Data entries for graphics:
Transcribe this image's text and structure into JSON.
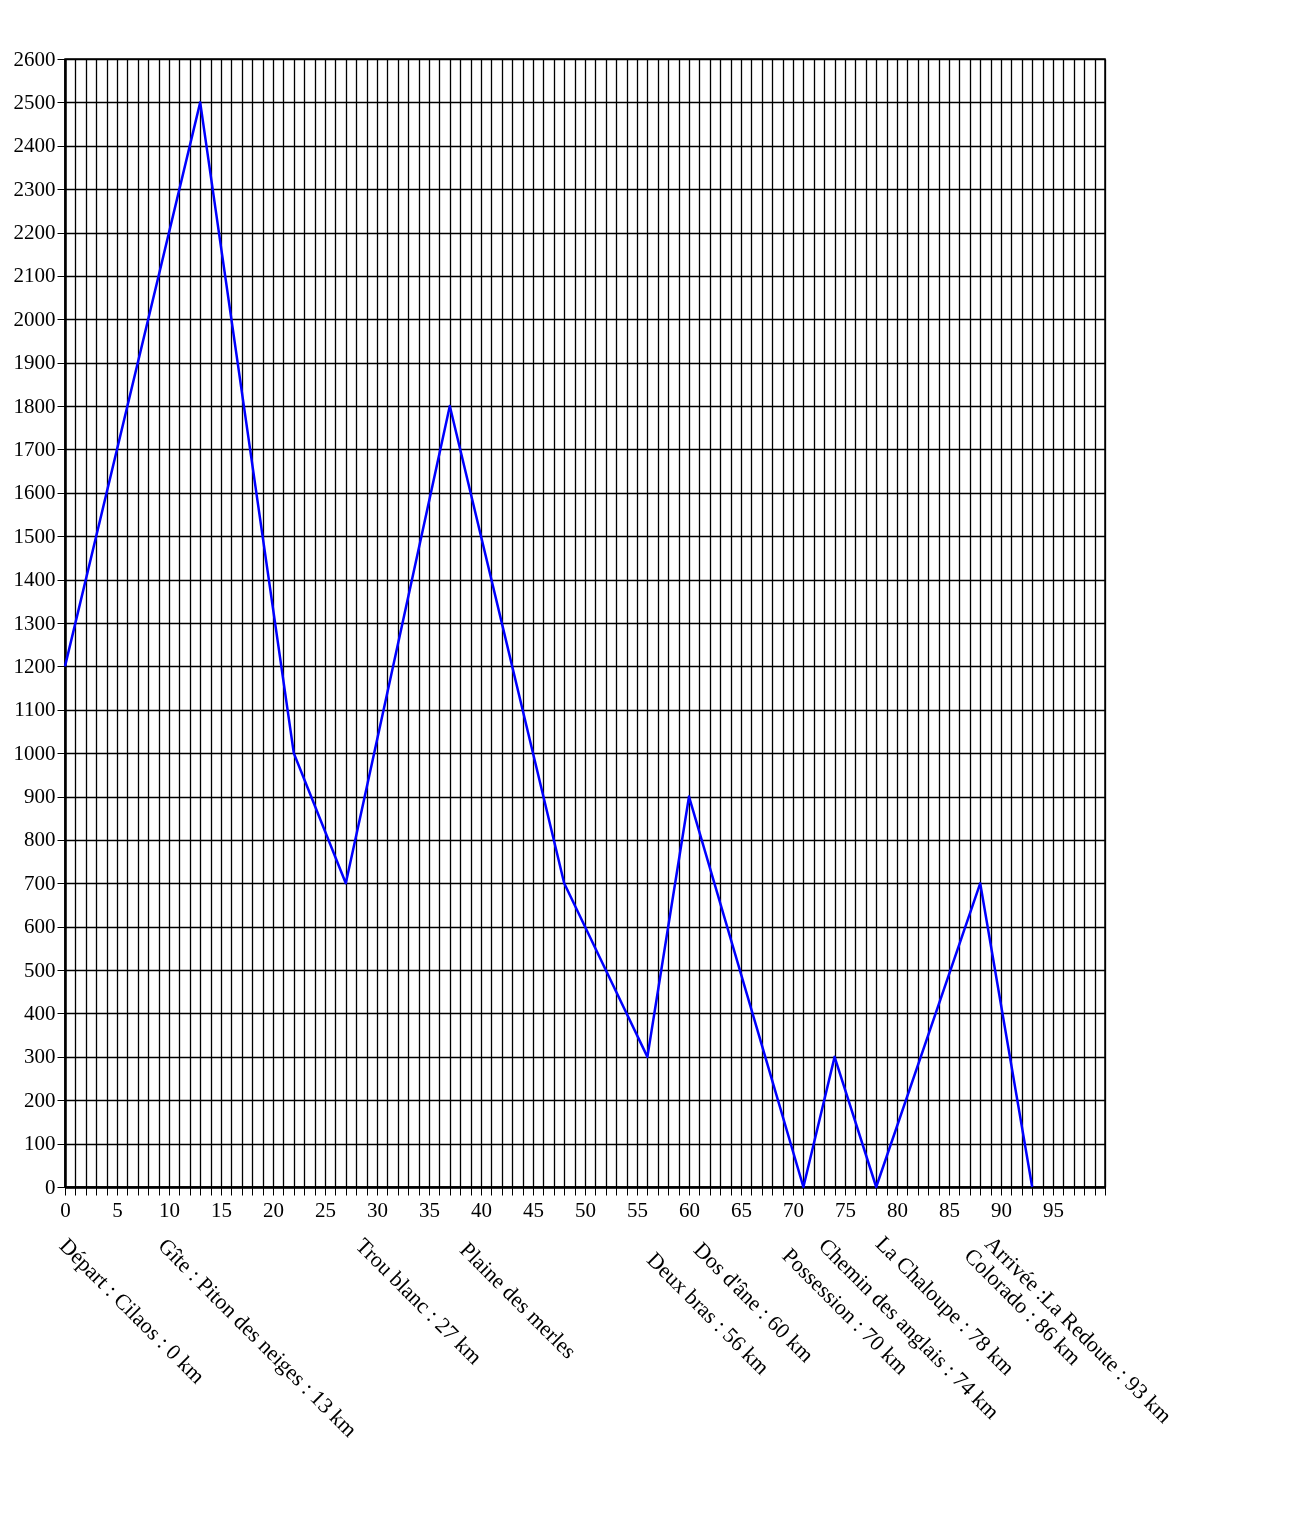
{
  "chart_data": {
    "type": "line",
    "x": [
      0,
      13,
      22,
      27,
      37,
      48,
      56,
      60,
      71,
      74,
      78,
      88,
      93
    ],
    "series": [
      {
        "color": "#0000ff",
        "values": [
          1200,
          2500,
          1000,
          700,
          1800,
          700,
          300,
          900,
          0,
          300,
          0,
          700,
          0
        ]
      }
    ],
    "xlim": [
      0,
      100
    ],
    "xticks": [
      0,
      {
        "value": 1,
        "label": null
      },
      {
        "value": 2,
        "label": null
      },
      {
        "value": 3,
        "label": null
      },
      {
        "value": 4,
        "label": null
      },
      5,
      {
        "value": 6,
        "label": null
      },
      {
        "value": 7,
        "label": null
      },
      {
        "value": 8,
        "label": null
      },
      {
        "value": 9,
        "label": null
      },
      10,
      {
        "value": 11,
        "label": null
      },
      {
        "value": 12,
        "label": null
      },
      {
        "value": 13,
        "label": null
      },
      {
        "value": 14,
        "label": null
      },
      15,
      {
        "value": 16,
        "label": null
      },
      {
        "value": 17,
        "label": null
      },
      {
        "value": 18,
        "label": null
      },
      {
        "value": 19,
        "label": null
      },
      20,
      {
        "value": 21,
        "label": null
      },
      {
        "value": 22,
        "label": null
      },
      {
        "value": 23,
        "label": null
      },
      {
        "value": 24,
        "label": null
      },
      25,
      {
        "value": 26,
        "label": null
      },
      {
        "value": 27,
        "label": null
      },
      {
        "value": 28,
        "label": null
      },
      {
        "value": 29,
        "label": null
      },
      30,
      {
        "value": 31,
        "label": null
      },
      {
        "value": 32,
        "label": null
      },
      {
        "value": 33,
        "label": null
      },
      {
        "value": 34,
        "label": null
      },
      35,
      {
        "value": 36,
        "label": null
      },
      {
        "value": 37,
        "label": null
      },
      {
        "value": 38,
        "label": null
      },
      {
        "value": 39,
        "label": null
      },
      40,
      {
        "value": 41,
        "label": null
      },
      {
        "value": 42,
        "label": null
      },
      {
        "value": 43,
        "label": null
      },
      {
        "value": 44,
        "label": null
      },
      45,
      {
        "value": 46,
        "label": null
      },
      {
        "value": 47,
        "label": null
      },
      {
        "value": 48,
        "label": null
      },
      {
        "value": 49,
        "label": null
      },
      50,
      {
        "value": 51,
        "label": null
      },
      {
        "value": 52,
        "label": null
      },
      {
        "value": 53,
        "label": null
      },
      {
        "value": 54,
        "label": null
      },
      55,
      {
        "value": 56,
        "label": null
      },
      {
        "value": 57,
        "label": null
      },
      {
        "value": 58,
        "label": null
      },
      {
        "value": 59,
        "label": null
      },
      60,
      {
        "value": 61,
        "label": null
      },
      {
        "value": 62,
        "label": null
      },
      {
        "value": 63,
        "label": null
      },
      {
        "value": 64,
        "label": null
      },
      65,
      {
        "value": 66,
        "label": null
      },
      {
        "value": 67,
        "label": null
      },
      {
        "value": 68,
        "label": null
      },
      {
        "value": 69,
        "label": null
      },
      70,
      {
        "value": 71,
        "label": null
      },
      {
        "value": 72,
        "label": null
      },
      {
        "value": 73,
        "label": null
      },
      {
        "value": 74,
        "label": null
      },
      75,
      {
        "value": 76,
        "label": null
      },
      {
        "value": 77,
        "label": null
      },
      {
        "value": 78,
        "label": null
      },
      {
        "value": 79,
        "label": null
      },
      80,
      {
        "value": 81,
        "label": null
      },
      {
        "value": 82,
        "label": null
      },
      {
        "value": 83,
        "label": null
      },
      {
        "value": 84,
        "label": null
      },
      85,
      {
        "value": 86,
        "label": null
      },
      {
        "value": 87,
        "label": null
      },
      {
        "value": 88,
        "label": null
      },
      {
        "value": 89,
        "label": null
      },
      90,
      {
        "value": 91,
        "label": null
      },
      {
        "value": 92,
        "label": null
      },
      {
        "value": 93,
        "label": null
      },
      {
        "value": 94,
        "label": null
      },
      95,
      {
        "value": 96,
        "label": null
      },
      {
        "value": 97,
        "label": null
      },
      {
        "value": 98,
        "label": null
      },
      {
        "value": 99,
        "label": null
      },
      {
        "value": 100,
        "label": null
      }
    ],
    "ylim": [
      0,
      2600
    ],
    "yticks": [
      0,
      100,
      200,
      300,
      400,
      500,
      600,
      700,
      800,
      900,
      1000,
      1100,
      1200,
      1300,
      1400,
      1500,
      1600,
      1700,
      1800,
      1900,
      2000,
      2100,
      2200,
      2300,
      2400,
      2500,
      2600
    ],
    "grid": true,
    "marker": "none",
    "line_style": "solid",
    "annotations": [
      "Départ : Cilaos : 0 km",
      "Gîte : Piton des neiges : 13 km",
      "Trou blanc : 27 km",
      "Plaine des merles",
      "Deux bras : 56 km",
      "Dos d'âne : 60 km",
      "Possession : 70 km",
      "Chemin des anglais : 74 km",
      "La Chaloupe : 78 km",
      "Colorado : 86 km",
      "Arrivée :La Redoute : 93 km"
    ]
  }
}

* [Given problem]: Without the pictures, restate all the entries above exactly.

* [Task solution]:
Transcribe this image's text and structure into JSON.
{
  "chart_data": {
    "type": "line",
    "x": [
      0,
      13,
      22,
      27,
      37,
      48,
      56,
      60,
      71,
      74,
      78,
      88,
      93
    ],
    "series": [
      {
        "color": "#0000ff",
        "values": [
          1200,
          2500,
          1000,
          700,
          1800,
          700,
          300,
          900,
          0,
          300,
          0,
          700,
          0
        ]
      }
    ],
    "xlim": [
      0,
      100
    ],
    "xticks": [
      0,
      {
        "value": 1,
        "label": null
      },
      {
        "value": 2,
        "label": null
      },
      {
        "value": 3,
        "label": null
      },
      {
        "value": 4,
        "label": null
      },
      5,
      {
        "value": 6,
        "label": null
      },
      {
        "value": 7,
        "label": null
      },
      {
        "value": 8,
        "label": null
      },
      {
        "value": 9,
        "label": null
      },
      10,
      {
        "value": 11,
        "label": null
      },
      {
        "value": 12,
        "label": null
      },
      {
        "value": 13,
        "label": null
      },
      {
        "value": 14,
        "label": null
      },
      15,
      {
        "value": 16,
        "label": null
      },
      {
        "value": 17,
        "label": null
      },
      {
        "value": 18,
        "label": null
      },
      {
        "value": 19,
        "label": null
      },
      20,
      {
        "value": 21,
        "label": null
      },
      {
        "value": 22,
        "label": null
      },
      {
        "value": 23,
        "label": null
      },
      {
        "value": 24,
        "label": null
      },
      25,
      {
        "value": 26,
        "label": null
      },
      {
        "value": 27,
        "label": null
      },
      {
        "value": 28,
        "label": null
      },
      {
        "value": 29,
        "label": null
      },
      30,
      {
        "value": 31,
        "label": null
      },
      {
        "value": 32,
        "label": null
      },
      {
        "value": 33,
        "label": null
      },
      {
        "value": 34,
        "label": null
      },
      35,
      {
        "value": 36,
        "label": null
      },
      {
        "value": 37,
        "label": null
      },
      {
        "value": 38,
        "label": null
      },
      {
        "value": 39,
        "label": null
      },
      40,
      {
        "value": 41,
        "label": null
      },
      {
        "value": 42,
        "label": null
      },
      {
        "value": 43,
        "label": null
      },
      {
        "value": 44,
        "label": null
      },
      45,
      {
        "value": 46,
        "label": null
      },
      {
        "value": 47,
        "label": null
      },
      {
        "value": 48,
        "label": null
      },
      {
        "value": 49,
        "label": null
      },
      50,
      {
        "value": 51,
        "label": null
      },
      {
        "value": 52,
        "label": null
      },
      {
        "value": 53,
        "label": null
      },
      {
        "value": 54,
        "label": null
      },
      55,
      {
        "value": 56,
        "label": null
      },
      {
        "value": 57,
        "label": null
      },
      {
        "value": 58,
        "label": null
      },
      {
        "value": 59,
        "label": null
      },
      60,
      {
        "value": 61,
        "label": null
      },
      {
        "value": 62,
        "label": null
      },
      {
        "value": 63,
        "label": null
      },
      {
        "value": 64,
        "label": null
      },
      65,
      {
        "value": 66,
        "label": null
      },
      {
        "value": 67,
        "label": null
      },
      {
        "value": 68,
        "label": null
      },
      {
        "value": 69,
        "label": null
      },
      70,
      {
        "value": 71,
        "label": null
      },
      {
        "value": 72,
        "label": null
      },
      {
        "value": 73,
        "label": null
      },
      {
        "value": 74,
        "label": null
      },
      75,
      {
        "value": 76,
        "label": null
      },
      {
        "value": 77,
        "label": null
      },
      {
        "value": 78,
        "label": null
      },
      {
        "value": 79,
        "label": null
      },
      80,
      {
        "value": 81,
        "label": null
      },
      {
        "value": 82,
        "label": null
      },
      {
        "value": 83,
        "label": null
      },
      {
        "value": 84,
        "label": null
      },
      85,
      {
        "value": 86,
        "label": null
      },
      {
        "value": 87,
        "label": null
      },
      {
        "value": 88,
        "label": null
      },
      {
        "value": 89,
        "label": null
      },
      90,
      {
        "value": 91,
        "label": null
      },
      {
        "value": 92,
        "label": null
      },
      {
        "value": 93,
        "label": null
      },
      {
        "value": 94,
        "label": null
      },
      95,
      {
        "value": 96,
        "label": null
      },
      {
        "value": 97,
        "label": null
      },
      {
        "value": 98,
        "label": null
      },
      {
        "value": 99,
        "label": null
      },
      {
        "value": 100,
        "label": null
      }
    ],
    "ylim": [
      0,
      2600
    ],
    "yticks": [
      0,
      100,
      200,
      300,
      400,
      500,
      600,
      700,
      800,
      900,
      1000,
      1100,
      1200,
      1300,
      1400,
      1500,
      1600,
      1700,
      1800,
      1900,
      2000,
      2100,
      2200,
      2300,
      2400,
      2500,
      2600
    ],
    "grid": true,
    "marker": "none",
    "line_style": "solid",
    "annotations": [
      "Départ : Cilaos : 0 km",
      "Gîte : Piton des neiges : 13 km",
      "Trou blanc : 27 km",
      "Plaine des merles",
      "Deux bras : 56 km",
      "Dos d'âne : 60 km",
      "Possession : 70 km",
      "Chemin des anglais : 74 km",
      "La Chaloupe : 78 km",
      "Colorado : 86 km",
      "Arrivée :La Redoute : 93 km"
    ]
  }
}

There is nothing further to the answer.